>>

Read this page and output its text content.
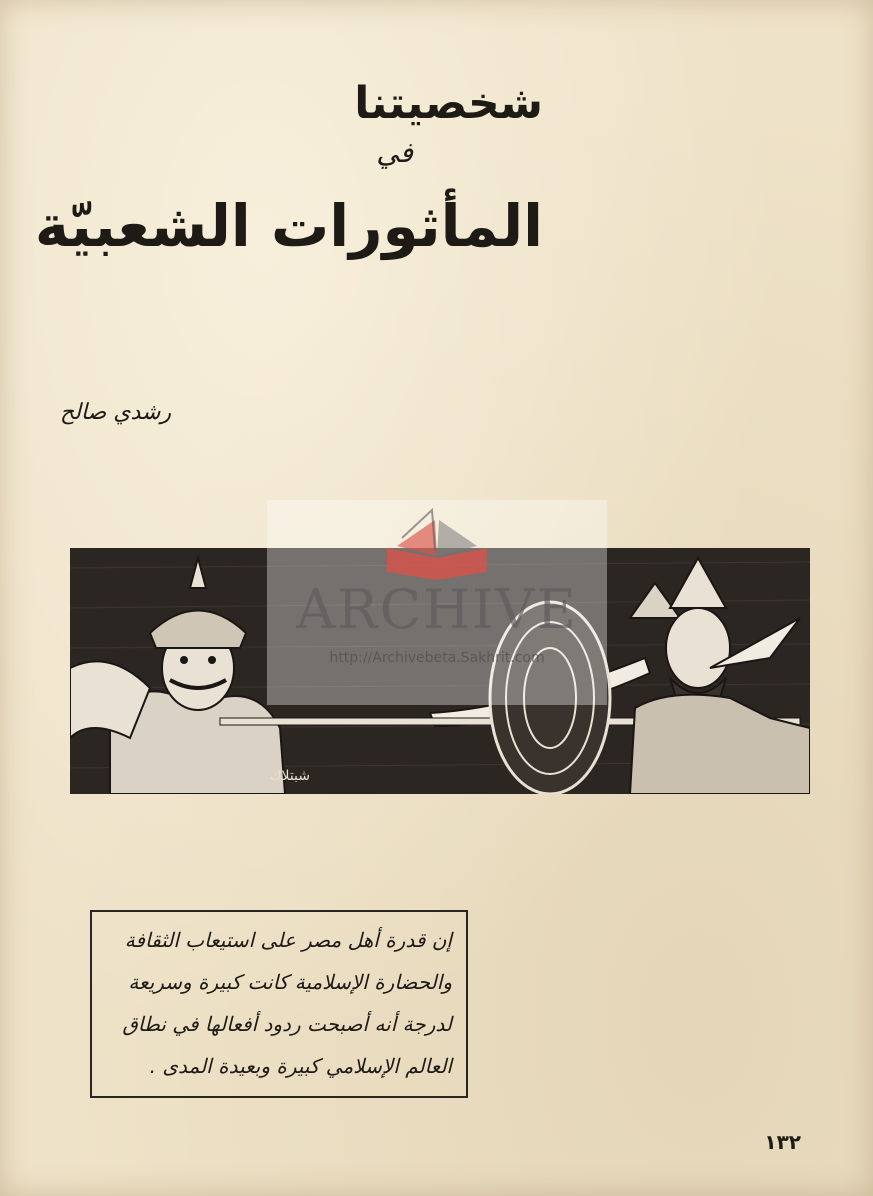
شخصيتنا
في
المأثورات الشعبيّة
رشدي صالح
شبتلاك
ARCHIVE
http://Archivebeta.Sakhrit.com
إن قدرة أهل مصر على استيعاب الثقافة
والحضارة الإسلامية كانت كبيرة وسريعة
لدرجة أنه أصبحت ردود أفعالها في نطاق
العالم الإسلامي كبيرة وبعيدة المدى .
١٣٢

<<
>>

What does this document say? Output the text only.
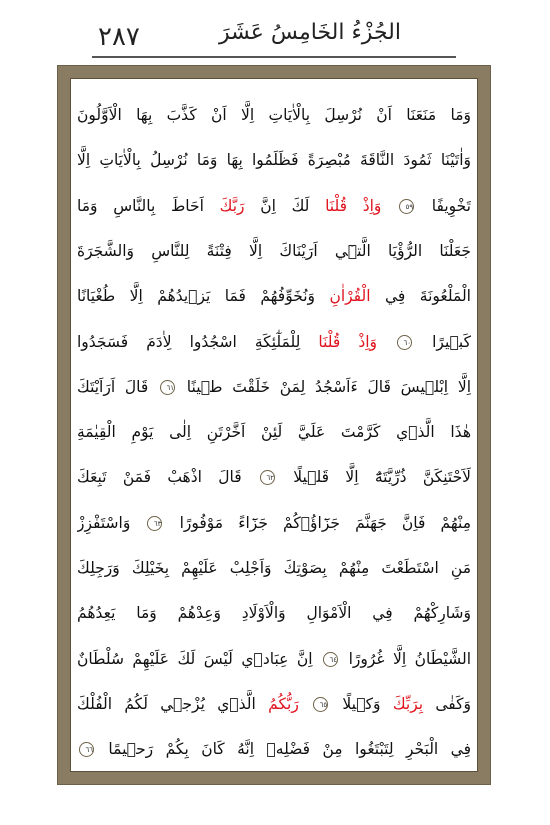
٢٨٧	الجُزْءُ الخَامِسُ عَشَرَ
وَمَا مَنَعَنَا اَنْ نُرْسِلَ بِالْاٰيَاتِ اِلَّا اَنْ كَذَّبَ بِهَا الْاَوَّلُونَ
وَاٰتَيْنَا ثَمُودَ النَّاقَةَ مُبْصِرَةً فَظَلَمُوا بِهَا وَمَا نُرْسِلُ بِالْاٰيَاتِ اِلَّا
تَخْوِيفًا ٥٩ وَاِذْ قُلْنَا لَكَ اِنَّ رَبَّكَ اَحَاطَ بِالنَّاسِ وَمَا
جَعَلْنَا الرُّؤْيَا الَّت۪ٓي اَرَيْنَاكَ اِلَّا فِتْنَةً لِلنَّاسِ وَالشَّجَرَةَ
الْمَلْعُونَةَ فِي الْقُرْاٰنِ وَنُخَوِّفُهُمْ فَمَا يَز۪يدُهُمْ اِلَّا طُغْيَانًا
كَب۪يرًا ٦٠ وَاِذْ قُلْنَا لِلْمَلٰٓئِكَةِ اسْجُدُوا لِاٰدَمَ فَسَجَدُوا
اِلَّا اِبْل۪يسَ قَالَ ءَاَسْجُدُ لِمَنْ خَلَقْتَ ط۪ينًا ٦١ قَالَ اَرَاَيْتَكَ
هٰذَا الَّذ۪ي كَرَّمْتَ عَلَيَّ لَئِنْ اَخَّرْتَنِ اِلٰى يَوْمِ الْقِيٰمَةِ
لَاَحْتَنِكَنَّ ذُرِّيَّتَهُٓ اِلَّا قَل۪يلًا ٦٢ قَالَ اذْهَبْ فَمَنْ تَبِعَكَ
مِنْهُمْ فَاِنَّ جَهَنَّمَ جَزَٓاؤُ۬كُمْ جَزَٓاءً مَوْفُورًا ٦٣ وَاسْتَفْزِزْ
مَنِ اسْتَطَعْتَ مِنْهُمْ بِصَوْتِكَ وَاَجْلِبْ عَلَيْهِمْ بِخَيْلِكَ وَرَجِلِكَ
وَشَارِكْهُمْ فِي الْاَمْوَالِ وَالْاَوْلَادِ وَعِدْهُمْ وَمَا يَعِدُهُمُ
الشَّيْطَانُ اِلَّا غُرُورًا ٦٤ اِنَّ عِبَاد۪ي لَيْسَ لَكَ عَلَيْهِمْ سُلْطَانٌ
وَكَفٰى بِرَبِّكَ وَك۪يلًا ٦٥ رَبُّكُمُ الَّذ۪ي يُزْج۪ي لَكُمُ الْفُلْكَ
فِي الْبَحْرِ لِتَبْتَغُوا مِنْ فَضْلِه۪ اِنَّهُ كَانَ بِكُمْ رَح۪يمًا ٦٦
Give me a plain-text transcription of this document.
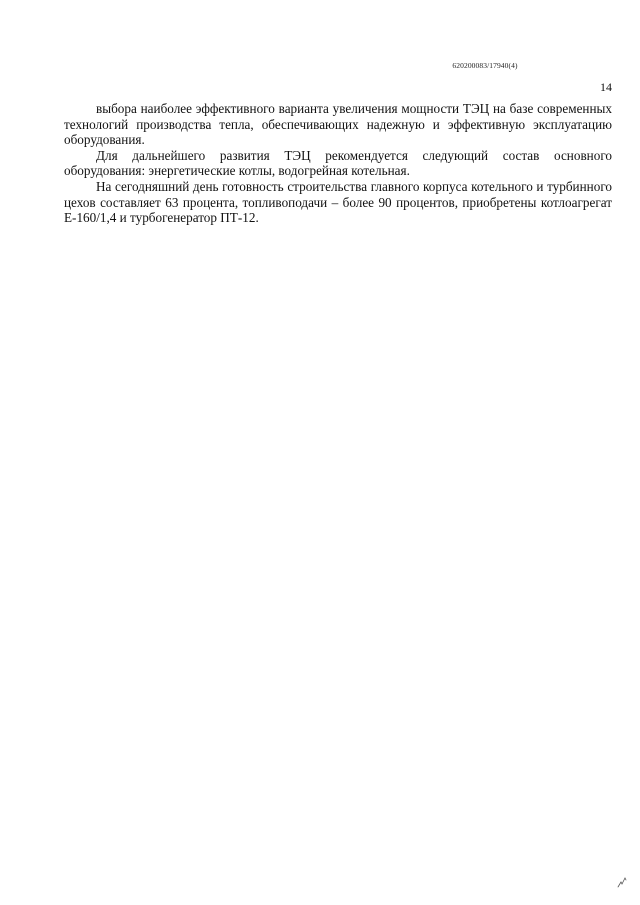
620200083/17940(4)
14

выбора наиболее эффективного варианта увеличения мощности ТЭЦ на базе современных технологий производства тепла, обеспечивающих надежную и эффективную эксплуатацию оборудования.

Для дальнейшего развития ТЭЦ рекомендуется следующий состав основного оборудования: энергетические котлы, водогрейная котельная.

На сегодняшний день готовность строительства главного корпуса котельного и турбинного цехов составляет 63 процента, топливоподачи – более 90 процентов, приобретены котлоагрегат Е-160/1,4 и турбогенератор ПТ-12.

<<

#### Set problem:
From the entries above, return each line with the word "this" in it.

#### Solution:
Read this page and output its text content.
What does this document say? Output the text only.
Give me a plain-text transcription of this document.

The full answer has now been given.